What to do → Can all of these lines be returned exactly?

┄┄┄┄┄┄

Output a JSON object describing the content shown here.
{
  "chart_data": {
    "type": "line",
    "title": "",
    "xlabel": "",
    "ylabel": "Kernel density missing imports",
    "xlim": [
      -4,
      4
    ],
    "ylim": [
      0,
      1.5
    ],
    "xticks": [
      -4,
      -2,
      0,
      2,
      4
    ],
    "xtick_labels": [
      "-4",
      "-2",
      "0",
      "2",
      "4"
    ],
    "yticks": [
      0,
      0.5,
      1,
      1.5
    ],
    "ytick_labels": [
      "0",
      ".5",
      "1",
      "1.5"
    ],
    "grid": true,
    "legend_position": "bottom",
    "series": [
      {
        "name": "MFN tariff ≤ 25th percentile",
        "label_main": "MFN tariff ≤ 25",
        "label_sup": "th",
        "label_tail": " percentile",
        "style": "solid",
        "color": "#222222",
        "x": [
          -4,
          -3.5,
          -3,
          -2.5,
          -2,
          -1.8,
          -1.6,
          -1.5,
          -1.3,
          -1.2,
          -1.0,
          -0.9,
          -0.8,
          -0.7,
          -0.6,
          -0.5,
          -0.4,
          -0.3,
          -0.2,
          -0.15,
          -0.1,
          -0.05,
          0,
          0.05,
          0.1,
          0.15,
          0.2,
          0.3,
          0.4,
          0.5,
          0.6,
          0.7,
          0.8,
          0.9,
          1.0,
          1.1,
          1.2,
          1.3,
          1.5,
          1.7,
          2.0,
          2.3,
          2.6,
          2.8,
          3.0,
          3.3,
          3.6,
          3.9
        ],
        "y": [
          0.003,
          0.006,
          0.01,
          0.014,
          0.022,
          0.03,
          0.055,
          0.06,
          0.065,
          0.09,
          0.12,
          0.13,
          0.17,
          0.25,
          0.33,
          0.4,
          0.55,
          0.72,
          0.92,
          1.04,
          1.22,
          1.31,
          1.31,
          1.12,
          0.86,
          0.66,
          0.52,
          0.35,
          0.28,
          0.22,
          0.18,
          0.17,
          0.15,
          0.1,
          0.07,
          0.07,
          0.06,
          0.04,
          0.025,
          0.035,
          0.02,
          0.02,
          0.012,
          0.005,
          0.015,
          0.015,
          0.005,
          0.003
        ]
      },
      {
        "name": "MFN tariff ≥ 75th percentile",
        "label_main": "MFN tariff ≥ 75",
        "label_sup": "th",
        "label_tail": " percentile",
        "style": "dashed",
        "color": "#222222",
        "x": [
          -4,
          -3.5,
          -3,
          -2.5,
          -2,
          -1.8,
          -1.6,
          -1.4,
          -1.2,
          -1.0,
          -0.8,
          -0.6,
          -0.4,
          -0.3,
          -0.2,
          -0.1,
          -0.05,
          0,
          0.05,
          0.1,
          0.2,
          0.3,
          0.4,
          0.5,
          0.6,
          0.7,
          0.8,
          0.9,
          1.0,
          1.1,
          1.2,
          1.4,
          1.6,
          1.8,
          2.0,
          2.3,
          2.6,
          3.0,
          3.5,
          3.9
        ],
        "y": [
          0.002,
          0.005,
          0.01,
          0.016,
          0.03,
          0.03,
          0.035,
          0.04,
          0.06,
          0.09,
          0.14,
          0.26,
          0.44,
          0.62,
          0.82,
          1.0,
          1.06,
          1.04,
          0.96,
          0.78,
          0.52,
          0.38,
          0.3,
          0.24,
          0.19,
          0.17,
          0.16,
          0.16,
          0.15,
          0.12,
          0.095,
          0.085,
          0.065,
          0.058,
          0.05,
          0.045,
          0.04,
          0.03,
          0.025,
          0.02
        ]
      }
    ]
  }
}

┄┄┄┄┄┄

Result of the exercise →
Output a JSON object describing the content shown here.
{
  "chart_data": {
    "type": "line",
    "title": "",
    "xlabel": "",
    "ylabel": "Kernel density missing imports",
    "xlim": [
      -4,
      4
    ],
    "ylim": [
      0,
      1.5
    ],
    "xticks": [
      -4,
      -2,
      0,
      2,
      4
    ],
    "xtick_labels": [
      "-4",
      "-2",
      "0",
      "2",
      "4"
    ],
    "yticks": [
      0,
      0.5,
      1,
      1.5
    ],
    "ytick_labels": [
      "0",
      ".5",
      "1",
      "1.5"
    ],
    "grid": true,
    "legend_position": "bottom",
    "series": [
      {
        "name": "MFN tariff ≤ 25th percentile",
        "label_main": "MFN tariff ≤ 25",
        "label_sup": "th",
        "label_tail": " percentile",
        "style": "solid",
        "color": "#222222",
        "x": [
          -4,
          -3.5,
          -3,
          -2.5,
          -2,
          -1.8,
          -1.6,
          -1.5,
          -1.3,
          -1.2,
          -1.0,
          -0.9,
          -0.8,
          -0.7,
          -0.6,
          -0.5,
          -0.4,
          -0.3,
          -0.2,
          -0.15,
          -0.1,
          -0.05,
          0,
          0.05,
          0.1,
          0.15,
          0.2,
          0.3,
          0.4,
          0.5,
          0.6,
          0.7,
          0.8,
          0.9,
          1.0,
          1.1,
          1.2,
          1.3,
          1.5,
          1.7,
          2.0,
          2.3,
          2.6,
          2.8,
          3.0,
          3.3,
          3.6,
          3.9
        ],
        "y": [
          0.003,
          0.006,
          0.01,
          0.014,
          0.022,
          0.03,
          0.055,
          0.06,
          0.065,
          0.09,
          0.12,
          0.13,
          0.17,
          0.25,
          0.33,
          0.4,
          0.55,
          0.72,
          0.92,
          1.04,
          1.22,
          1.31,
          1.31,
          1.12,
          0.86,
          0.66,
          0.52,
          0.35,
          0.28,
          0.22,
          0.18,
          0.17,
          0.15,
          0.1,
          0.07,
          0.07,
          0.06,
          0.04,
          0.025,
          0.035,
          0.02,
          0.02,
          0.012,
          0.005,
          0.015,
          0.015,
          0.005,
          0.003
        ]
      },
      {
        "name": "MFN tariff ≥ 75th percentile",
        "label_main": "MFN tariff ≥ 75",
        "label_sup": "th",
        "label_tail": " percentile",
        "style": "dashed",
        "color": "#222222",
        "x": [
          -4,
          -3.5,
          -3,
          -2.5,
          -2,
          -1.8,
          -1.6,
          -1.4,
          -1.2,
          -1.0,
          -0.8,
          -0.6,
          -0.4,
          -0.3,
          -0.2,
          -0.1,
          -0.05,
          0,
          0.05,
          0.1,
          0.2,
          0.3,
          0.4,
          0.5,
          0.6,
          0.7,
          0.8,
          0.9,
          1.0,
          1.1,
          1.2,
          1.4,
          1.6,
          1.8,
          2.0,
          2.3,
          2.6,
          3.0,
          3.5,
          3.9
        ],
        "y": [
          0.002,
          0.005,
          0.01,
          0.016,
          0.03,
          0.03,
          0.035,
          0.04,
          0.06,
          0.09,
          0.14,
          0.26,
          0.44,
          0.62,
          0.82,
          1.0,
          1.06,
          1.04,
          0.96,
          0.78,
          0.52,
          0.38,
          0.3,
          0.24,
          0.19,
          0.17,
          0.16,
          0.16,
          0.15,
          0.12,
          0.095,
          0.085,
          0.065,
          0.058,
          0.05,
          0.045,
          0.04,
          0.03,
          0.025,
          0.02
        ]
      }
    ]
  }
}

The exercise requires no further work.